Can you restate the records below word for word?

===== Materials provided

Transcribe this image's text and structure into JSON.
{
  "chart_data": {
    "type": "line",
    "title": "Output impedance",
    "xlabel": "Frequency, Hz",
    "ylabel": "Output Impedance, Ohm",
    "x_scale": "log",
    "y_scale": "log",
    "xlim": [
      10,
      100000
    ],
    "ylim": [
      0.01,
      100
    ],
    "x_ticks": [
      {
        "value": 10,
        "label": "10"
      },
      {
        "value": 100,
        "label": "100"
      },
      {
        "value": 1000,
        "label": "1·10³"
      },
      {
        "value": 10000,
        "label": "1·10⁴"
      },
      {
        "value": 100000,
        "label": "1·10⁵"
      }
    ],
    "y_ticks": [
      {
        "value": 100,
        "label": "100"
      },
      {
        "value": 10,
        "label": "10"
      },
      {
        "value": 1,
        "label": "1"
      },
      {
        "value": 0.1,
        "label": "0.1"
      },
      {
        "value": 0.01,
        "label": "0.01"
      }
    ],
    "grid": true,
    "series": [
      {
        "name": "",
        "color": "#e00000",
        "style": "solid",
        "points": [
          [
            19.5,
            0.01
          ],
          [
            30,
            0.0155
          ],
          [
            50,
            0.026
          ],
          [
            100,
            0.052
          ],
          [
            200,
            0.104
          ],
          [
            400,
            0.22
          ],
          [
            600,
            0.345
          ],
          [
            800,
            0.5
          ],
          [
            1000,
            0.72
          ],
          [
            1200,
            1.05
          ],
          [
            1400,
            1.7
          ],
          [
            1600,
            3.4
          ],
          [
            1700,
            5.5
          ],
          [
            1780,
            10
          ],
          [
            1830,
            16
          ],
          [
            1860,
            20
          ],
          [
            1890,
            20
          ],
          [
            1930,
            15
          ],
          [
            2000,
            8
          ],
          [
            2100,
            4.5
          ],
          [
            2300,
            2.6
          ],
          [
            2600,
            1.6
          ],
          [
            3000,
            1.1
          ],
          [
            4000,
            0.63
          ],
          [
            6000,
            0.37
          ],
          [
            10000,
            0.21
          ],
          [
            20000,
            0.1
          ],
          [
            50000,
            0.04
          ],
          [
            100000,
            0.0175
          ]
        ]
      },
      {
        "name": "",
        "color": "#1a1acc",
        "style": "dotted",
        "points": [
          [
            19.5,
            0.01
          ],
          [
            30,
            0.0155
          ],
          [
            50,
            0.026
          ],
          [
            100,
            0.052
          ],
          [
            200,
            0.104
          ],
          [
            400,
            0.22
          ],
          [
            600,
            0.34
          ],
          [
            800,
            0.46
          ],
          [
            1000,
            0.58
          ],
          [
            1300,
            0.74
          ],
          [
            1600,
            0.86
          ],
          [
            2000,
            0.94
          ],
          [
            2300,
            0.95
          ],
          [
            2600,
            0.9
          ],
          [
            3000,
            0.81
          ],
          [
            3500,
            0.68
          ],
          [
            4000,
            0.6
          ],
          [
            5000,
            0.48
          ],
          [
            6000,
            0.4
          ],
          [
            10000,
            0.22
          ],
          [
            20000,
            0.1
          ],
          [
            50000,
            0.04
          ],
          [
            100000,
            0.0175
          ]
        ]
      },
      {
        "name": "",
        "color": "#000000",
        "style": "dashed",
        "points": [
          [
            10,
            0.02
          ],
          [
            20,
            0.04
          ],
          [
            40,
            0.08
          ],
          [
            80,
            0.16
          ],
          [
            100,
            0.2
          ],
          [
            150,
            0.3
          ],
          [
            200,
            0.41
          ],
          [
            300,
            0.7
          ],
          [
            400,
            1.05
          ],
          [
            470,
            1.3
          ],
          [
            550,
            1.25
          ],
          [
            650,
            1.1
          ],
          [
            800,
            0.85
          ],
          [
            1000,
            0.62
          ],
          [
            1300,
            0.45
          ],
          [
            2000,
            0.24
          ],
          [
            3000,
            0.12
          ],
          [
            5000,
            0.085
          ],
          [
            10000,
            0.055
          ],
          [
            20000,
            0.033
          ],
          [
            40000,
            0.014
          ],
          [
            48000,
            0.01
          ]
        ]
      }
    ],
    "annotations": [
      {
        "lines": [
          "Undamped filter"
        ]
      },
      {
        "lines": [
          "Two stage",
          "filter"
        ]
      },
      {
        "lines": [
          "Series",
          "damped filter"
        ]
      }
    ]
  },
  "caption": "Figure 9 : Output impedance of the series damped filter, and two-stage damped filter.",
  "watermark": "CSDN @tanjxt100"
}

==========

Solution to this problem:
Transcribe this image's text and structure into JSON.
{
  "chart_data": {
    "type": "line",
    "title": "Output impedance",
    "xlabel": "Frequency, Hz",
    "ylabel": "Output Impedance, Ohm",
    "x_scale": "log",
    "y_scale": "log",
    "xlim": [
      10,
      100000
    ],
    "ylim": [
      0.01,
      100
    ],
    "x_ticks": [
      {
        "value": 10,
        "label": "10"
      },
      {
        "value": 100,
        "label": "100"
      },
      {
        "value": 1000,
        "label": "1·10³"
      },
      {
        "value": 10000,
        "label": "1·10⁴"
      },
      {
        "value": 100000,
        "label": "1·10⁵"
      }
    ],
    "y_ticks": [
      {
        "value": 100,
        "label": "100"
      },
      {
        "value": 10,
        "label": "10"
      },
      {
        "value": 1,
        "label": "1"
      },
      {
        "value": 0.1,
        "label": "0.1"
      },
      {
        "value": 0.01,
        "label": "0.01"
      }
    ],
    "grid": true,
    "series": [
      {
        "name": "",
        "color": "#e00000",
        "style": "solid",
        "points": [
          [
            19.5,
            0.01
          ],
          [
            30,
            0.0155
          ],
          [
            50,
            0.026
          ],
          [
            100,
            0.052
          ],
          [
            200,
            0.104
          ],
          [
            400,
            0.22
          ],
          [
            600,
            0.345
          ],
          [
            800,
            0.5
          ],
          [
            1000,
            0.72
          ],
          [
            1200,
            1.05
          ],
          [
            1400,
            1.7
          ],
          [
            1600,
            3.4
          ],
          [
            1700,
            5.5
          ],
          [
            1780,
            10
          ],
          [
            1830,
            16
          ],
          [
            1860,
            20
          ],
          [
            1890,
            20
          ],
          [
            1930,
            15
          ],
          [
            2000,
            8
          ],
          [
            2100,
            4.5
          ],
          [
            2300,
            2.6
          ],
          [
            2600,
            1.6
          ],
          [
            3000,
            1.1
          ],
          [
            4000,
            0.63
          ],
          [
            6000,
            0.37
          ],
          [
            10000,
            0.21
          ],
          [
            20000,
            0.1
          ],
          [
            50000,
            0.04
          ],
          [
            100000,
            0.0175
          ]
        ]
      },
      {
        "name": "",
        "color": "#1a1acc",
        "style": "dotted",
        "points": [
          [
            19.5,
            0.01
          ],
          [
            30,
            0.0155
          ],
          [
            50,
            0.026
          ],
          [
            100,
            0.052
          ],
          [
            200,
            0.104
          ],
          [
            400,
            0.22
          ],
          [
            600,
            0.34
          ],
          [
            800,
            0.46
          ],
          [
            1000,
            0.58
          ],
          [
            1300,
            0.74
          ],
          [
            1600,
            0.86
          ],
          [
            2000,
            0.94
          ],
          [
            2300,
            0.95
          ],
          [
            2600,
            0.9
          ],
          [
            3000,
            0.81
          ],
          [
            3500,
            0.68
          ],
          [
            4000,
            0.6
          ],
          [
            5000,
            0.48
          ],
          [
            6000,
            0.4
          ],
          [
            10000,
            0.22
          ],
          [
            20000,
            0.1
          ],
          [
            50000,
            0.04
          ],
          [
            100000,
            0.0175
          ]
        ]
      },
      {
        "name": "",
        "color": "#000000",
        "style": "dashed",
        "points": [
          [
            10,
            0.02
          ],
          [
            20,
            0.04
          ],
          [
            40,
            0.08
          ],
          [
            80,
            0.16
          ],
          [
            100,
            0.2
          ],
          [
            150,
            0.3
          ],
          [
            200,
            0.41
          ],
          [
            300,
            0.7
          ],
          [
            400,
            1.05
          ],
          [
            470,
            1.3
          ],
          [
            550,
            1.25
          ],
          [
            650,
            1.1
          ],
          [
            800,
            0.85
          ],
          [
            1000,
            0.62
          ],
          [
            1300,
            0.45
          ],
          [
            2000,
            0.24
          ],
          [
            3000,
            0.12
          ],
          [
            5000,
            0.085
          ],
          [
            10000,
            0.055
          ],
          [
            20000,
            0.033
          ],
          [
            40000,
            0.014
          ],
          [
            48000,
            0.01
          ]
        ]
      }
    ],
    "annotations": [
      {
        "lines": [
          "Undamped filter"
        ]
      },
      {
        "lines": [
          "Two stage",
          "filter"
        ]
      },
      {
        "lines": [
          "Series",
          "damped filter"
        ]
      }
    ]
  },
  "caption": "Figure 9 : Output impedance of the series damped filter, and two-stage damped filter.",
  "watermark": "CSDN @tanjxt100"
}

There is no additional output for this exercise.